↓
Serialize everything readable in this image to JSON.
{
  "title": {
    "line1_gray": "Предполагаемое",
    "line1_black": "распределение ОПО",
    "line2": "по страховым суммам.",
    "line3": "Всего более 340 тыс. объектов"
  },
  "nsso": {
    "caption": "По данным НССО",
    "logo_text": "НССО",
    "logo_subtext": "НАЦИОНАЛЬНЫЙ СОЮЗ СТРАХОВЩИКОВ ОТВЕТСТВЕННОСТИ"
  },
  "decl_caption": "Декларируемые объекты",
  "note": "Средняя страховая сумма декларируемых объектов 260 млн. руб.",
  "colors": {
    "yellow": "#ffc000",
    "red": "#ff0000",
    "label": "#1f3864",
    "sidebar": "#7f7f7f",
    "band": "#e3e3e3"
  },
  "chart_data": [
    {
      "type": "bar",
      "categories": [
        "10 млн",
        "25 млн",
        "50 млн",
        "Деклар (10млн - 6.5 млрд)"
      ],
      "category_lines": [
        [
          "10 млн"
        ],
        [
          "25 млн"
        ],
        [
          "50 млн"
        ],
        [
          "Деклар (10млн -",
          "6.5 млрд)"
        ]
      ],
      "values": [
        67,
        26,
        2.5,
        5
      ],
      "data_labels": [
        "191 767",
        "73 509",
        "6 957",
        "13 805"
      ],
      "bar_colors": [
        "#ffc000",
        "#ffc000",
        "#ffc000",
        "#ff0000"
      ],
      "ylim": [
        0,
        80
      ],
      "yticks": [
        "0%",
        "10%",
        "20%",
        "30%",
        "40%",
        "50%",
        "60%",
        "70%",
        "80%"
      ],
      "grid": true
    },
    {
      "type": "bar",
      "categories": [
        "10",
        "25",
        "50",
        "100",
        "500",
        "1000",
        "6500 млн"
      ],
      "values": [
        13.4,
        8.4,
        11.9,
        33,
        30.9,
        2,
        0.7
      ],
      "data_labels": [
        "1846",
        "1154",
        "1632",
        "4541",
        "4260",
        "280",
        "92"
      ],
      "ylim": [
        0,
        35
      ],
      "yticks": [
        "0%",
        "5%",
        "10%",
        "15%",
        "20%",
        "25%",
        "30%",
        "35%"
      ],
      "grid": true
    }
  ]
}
↑
• [Exercise task]:
All of the data needs to be reproduced exactly, with no line missing.

• [Answer to the exercise]:
Serialize everything readable in this image to JSON.
{
  "title": {
    "line1_gray": "Предполагаемое",
    "line1_black": "распределение ОПО",
    "line2": "по страховым суммам.",
    "line3": "Всего более 340 тыс. объектов"
  },
  "nsso": {
    "caption": "По данным НССО",
    "logo_text": "НССО",
    "logo_subtext": "НАЦИОНАЛЬНЫЙ СОЮЗ СТРАХОВЩИКОВ ОТВЕТСТВЕННОСТИ"
  },
  "decl_caption": "Декларируемые объекты",
  "note": "Средняя страховая сумма декларируемых объектов 260 млн. руб.",
  "colors": {
    "yellow": "#ffc000",
    "red": "#ff0000",
    "label": "#1f3864",
    "sidebar": "#7f7f7f",
    "band": "#e3e3e3"
  },
  "chart_data": [
    {
      "type": "bar",
      "categories": [
        "10 млн",
        "25 млн",
        "50 млн",
        "Деклар (10млн - 6.5 млрд)"
      ],
      "category_lines": [
        [
          "10 млн"
        ],
        [
          "25 млн"
        ],
        [
          "50 млн"
        ],
        [
          "Деклар (10млн -",
          "6.5 млрд)"
        ]
      ],
      "values": [
        67,
        26,
        2.5,
        5
      ],
      "data_labels": [
        "191 767",
        "73 509",
        "6 957",
        "13 805"
      ],
      "bar_colors": [
        "#ffc000",
        "#ffc000",
        "#ffc000",
        "#ff0000"
      ],
      "ylim": [
        0,
        80
      ],
      "yticks": [
        "0%",
        "10%",
        "20%",
        "30%",
        "40%",
        "50%",
        "60%",
        "70%",
        "80%"
      ],
      "grid": true
    },
    {
      "type": "bar",
      "categories": [
        "10",
        "25",
        "50",
        "100",
        "500",
        "1000",
        "6500 млн"
      ],
      "values": [
        13.4,
        8.4,
        11.9,
        33,
        30.9,
        2,
        0.7
      ],
      "data_labels": [
        "1846",
        "1154",
        "1632",
        "4541",
        "4260",
        "280",
        "92"
      ],
      "ylim": [
        0,
        35
      ],
      "yticks": [
        "0%",
        "5%",
        "10%",
        "15%",
        "20%",
        "25%",
        "30%",
        "35%"
      ],
      "grid": true
    }
  ]
}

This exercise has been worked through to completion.